- [Input records]:
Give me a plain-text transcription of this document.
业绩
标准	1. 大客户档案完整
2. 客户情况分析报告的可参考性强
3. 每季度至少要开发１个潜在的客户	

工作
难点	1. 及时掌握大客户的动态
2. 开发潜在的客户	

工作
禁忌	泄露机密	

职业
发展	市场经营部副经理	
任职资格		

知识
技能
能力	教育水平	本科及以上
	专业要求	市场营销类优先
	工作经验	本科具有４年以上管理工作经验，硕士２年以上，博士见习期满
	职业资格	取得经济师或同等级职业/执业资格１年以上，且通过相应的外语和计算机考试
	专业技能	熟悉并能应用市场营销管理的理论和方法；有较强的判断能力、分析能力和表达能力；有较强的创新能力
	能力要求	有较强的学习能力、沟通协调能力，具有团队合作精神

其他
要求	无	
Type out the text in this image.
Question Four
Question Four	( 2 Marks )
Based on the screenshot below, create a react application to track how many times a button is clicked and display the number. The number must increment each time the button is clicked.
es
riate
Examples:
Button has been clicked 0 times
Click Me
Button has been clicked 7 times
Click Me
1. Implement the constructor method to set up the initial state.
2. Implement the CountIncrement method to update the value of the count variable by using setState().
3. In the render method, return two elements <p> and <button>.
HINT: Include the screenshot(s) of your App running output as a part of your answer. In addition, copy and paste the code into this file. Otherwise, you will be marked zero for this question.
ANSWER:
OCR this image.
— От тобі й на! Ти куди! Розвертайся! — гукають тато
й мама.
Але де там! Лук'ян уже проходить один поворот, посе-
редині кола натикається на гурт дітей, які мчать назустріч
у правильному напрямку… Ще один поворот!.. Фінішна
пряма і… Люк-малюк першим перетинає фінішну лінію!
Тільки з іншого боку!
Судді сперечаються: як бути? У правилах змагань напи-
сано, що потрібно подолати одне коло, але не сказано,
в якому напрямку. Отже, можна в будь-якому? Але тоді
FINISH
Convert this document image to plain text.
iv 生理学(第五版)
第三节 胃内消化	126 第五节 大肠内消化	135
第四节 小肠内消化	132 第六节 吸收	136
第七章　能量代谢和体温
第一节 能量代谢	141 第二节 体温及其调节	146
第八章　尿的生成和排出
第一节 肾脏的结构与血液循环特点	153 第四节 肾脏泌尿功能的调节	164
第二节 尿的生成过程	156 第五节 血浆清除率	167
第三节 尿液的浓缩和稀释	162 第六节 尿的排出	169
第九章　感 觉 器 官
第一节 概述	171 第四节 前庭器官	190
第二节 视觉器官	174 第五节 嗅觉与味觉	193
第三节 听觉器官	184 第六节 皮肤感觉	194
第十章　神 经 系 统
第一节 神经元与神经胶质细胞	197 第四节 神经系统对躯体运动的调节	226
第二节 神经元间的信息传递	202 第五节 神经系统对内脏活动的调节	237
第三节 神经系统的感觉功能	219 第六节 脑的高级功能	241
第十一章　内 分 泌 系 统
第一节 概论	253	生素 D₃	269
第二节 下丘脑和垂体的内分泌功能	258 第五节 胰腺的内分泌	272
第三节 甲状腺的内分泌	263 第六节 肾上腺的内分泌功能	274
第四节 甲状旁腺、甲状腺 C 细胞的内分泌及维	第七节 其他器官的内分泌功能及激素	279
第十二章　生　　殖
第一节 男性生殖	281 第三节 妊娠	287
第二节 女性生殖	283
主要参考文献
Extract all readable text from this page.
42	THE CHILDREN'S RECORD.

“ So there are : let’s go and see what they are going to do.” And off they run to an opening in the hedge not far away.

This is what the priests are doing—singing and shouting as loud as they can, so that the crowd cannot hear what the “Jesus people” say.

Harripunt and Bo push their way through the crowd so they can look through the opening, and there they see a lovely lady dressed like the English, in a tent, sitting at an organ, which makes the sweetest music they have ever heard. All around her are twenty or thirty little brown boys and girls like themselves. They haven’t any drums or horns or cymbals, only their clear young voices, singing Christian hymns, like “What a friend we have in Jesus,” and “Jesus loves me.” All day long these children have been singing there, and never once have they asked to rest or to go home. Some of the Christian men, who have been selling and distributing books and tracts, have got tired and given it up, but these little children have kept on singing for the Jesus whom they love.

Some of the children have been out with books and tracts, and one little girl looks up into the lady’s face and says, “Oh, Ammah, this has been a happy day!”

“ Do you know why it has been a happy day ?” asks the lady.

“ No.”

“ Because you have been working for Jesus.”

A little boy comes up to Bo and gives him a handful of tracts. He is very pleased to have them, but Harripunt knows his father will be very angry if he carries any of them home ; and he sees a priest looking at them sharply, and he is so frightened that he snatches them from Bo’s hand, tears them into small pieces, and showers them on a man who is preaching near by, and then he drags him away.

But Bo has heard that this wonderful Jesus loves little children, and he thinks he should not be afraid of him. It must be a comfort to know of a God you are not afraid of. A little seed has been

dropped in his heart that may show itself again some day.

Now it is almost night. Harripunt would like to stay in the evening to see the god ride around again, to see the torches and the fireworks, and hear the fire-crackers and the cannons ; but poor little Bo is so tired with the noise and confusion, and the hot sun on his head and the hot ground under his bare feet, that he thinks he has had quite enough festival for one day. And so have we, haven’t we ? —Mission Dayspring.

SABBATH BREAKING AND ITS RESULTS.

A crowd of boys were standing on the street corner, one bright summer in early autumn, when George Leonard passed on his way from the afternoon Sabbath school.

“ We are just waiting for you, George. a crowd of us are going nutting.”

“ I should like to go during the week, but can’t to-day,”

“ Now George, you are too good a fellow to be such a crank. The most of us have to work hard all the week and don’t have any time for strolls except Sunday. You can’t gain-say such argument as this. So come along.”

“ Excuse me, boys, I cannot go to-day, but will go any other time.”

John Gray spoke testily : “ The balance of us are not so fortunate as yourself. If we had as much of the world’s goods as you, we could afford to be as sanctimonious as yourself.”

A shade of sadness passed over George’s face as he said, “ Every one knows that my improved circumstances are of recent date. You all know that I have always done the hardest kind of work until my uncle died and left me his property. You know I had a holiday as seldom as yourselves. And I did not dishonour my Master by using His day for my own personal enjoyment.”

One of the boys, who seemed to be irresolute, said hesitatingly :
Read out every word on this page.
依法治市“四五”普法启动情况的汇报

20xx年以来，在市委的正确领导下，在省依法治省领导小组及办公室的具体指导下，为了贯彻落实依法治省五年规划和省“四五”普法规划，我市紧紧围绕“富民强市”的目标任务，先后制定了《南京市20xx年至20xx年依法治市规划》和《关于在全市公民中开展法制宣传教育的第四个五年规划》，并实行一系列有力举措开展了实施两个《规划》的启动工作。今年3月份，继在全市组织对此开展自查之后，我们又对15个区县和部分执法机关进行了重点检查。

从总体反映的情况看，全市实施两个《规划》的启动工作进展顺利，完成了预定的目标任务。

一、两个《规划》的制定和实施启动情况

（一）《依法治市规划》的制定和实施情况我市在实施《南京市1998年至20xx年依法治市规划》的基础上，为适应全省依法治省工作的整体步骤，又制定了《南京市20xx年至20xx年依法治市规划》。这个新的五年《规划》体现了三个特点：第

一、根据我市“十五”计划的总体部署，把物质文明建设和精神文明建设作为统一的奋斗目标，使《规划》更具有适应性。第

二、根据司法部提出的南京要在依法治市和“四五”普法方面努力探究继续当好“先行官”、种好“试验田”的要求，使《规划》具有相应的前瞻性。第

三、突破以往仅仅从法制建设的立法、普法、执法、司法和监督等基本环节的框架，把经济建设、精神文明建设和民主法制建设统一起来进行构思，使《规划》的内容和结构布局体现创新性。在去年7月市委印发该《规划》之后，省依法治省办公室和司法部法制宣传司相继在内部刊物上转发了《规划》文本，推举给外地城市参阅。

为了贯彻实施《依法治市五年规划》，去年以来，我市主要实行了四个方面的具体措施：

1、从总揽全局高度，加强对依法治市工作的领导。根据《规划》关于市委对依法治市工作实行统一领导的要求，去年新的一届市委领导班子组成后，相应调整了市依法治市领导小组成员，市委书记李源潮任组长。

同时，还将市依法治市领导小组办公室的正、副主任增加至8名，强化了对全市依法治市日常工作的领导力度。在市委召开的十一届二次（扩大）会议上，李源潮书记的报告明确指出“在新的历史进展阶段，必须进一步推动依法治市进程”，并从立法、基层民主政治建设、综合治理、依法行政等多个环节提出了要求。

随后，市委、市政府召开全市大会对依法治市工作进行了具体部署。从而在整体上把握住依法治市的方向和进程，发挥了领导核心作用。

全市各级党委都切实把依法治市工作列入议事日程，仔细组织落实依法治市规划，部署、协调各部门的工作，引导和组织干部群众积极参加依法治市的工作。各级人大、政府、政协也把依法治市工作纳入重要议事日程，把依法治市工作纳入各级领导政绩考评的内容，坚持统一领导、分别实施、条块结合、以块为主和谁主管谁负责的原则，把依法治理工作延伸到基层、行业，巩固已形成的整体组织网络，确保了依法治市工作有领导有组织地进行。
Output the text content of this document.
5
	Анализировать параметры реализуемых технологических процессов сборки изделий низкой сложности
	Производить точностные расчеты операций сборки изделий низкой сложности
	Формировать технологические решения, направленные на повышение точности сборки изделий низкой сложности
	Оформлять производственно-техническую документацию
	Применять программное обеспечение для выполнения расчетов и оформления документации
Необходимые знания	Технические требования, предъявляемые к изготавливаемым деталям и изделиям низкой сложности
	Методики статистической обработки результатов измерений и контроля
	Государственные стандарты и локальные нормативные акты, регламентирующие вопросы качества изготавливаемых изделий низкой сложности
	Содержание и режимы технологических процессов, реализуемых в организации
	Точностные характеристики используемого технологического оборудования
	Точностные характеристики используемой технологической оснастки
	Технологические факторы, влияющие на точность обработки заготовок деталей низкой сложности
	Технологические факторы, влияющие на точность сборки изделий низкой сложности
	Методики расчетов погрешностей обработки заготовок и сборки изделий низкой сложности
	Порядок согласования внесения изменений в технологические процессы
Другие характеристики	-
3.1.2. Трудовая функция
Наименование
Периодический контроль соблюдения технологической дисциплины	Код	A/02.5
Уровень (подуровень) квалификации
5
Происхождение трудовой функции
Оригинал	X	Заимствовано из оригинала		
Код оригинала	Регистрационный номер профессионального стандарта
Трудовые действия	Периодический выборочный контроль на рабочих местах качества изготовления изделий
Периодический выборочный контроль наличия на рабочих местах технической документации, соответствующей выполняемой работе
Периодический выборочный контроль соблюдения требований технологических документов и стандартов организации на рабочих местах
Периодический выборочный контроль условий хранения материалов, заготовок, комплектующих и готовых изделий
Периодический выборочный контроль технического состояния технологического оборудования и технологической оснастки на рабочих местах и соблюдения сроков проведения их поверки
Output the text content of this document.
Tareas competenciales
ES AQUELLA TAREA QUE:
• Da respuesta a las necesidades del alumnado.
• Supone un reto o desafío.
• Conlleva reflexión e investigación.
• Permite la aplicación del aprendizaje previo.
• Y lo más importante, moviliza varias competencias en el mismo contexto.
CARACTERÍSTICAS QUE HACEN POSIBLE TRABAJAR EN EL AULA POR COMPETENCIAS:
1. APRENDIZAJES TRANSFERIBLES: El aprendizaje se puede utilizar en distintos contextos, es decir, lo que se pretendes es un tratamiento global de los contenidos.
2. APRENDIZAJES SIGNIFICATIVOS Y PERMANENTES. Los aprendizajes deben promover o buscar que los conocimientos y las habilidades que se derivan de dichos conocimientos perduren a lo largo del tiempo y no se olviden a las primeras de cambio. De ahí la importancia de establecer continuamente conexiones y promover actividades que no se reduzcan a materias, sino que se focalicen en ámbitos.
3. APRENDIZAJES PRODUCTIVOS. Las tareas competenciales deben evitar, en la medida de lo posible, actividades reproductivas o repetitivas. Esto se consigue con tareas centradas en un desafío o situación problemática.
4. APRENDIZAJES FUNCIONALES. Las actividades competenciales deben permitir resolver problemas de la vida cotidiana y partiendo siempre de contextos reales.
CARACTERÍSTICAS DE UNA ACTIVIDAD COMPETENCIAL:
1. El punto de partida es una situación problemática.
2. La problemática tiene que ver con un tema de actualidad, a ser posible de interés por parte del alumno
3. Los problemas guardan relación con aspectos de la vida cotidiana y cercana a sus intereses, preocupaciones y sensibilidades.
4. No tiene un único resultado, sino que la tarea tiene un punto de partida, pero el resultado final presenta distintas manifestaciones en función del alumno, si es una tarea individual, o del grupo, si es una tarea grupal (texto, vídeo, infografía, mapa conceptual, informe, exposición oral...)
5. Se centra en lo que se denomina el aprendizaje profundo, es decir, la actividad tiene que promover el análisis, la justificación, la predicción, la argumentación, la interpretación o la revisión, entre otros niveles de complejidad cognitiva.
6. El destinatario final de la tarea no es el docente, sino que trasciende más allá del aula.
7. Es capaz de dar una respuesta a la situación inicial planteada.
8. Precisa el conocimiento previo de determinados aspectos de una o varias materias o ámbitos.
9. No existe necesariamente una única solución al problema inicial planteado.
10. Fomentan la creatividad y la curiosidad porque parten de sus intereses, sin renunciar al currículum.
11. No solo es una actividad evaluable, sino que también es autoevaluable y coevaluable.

- [Work to be completed]: Find the lines with the string "cannot" and reproduce them.

- [Task result]:
This is what the priests are doing—singing and shouting as loud as they can, so that the crowd cannot hear what the “Jesus people” say.
“ Excuse me, boys, I cannot go to-day, but will go any other time.”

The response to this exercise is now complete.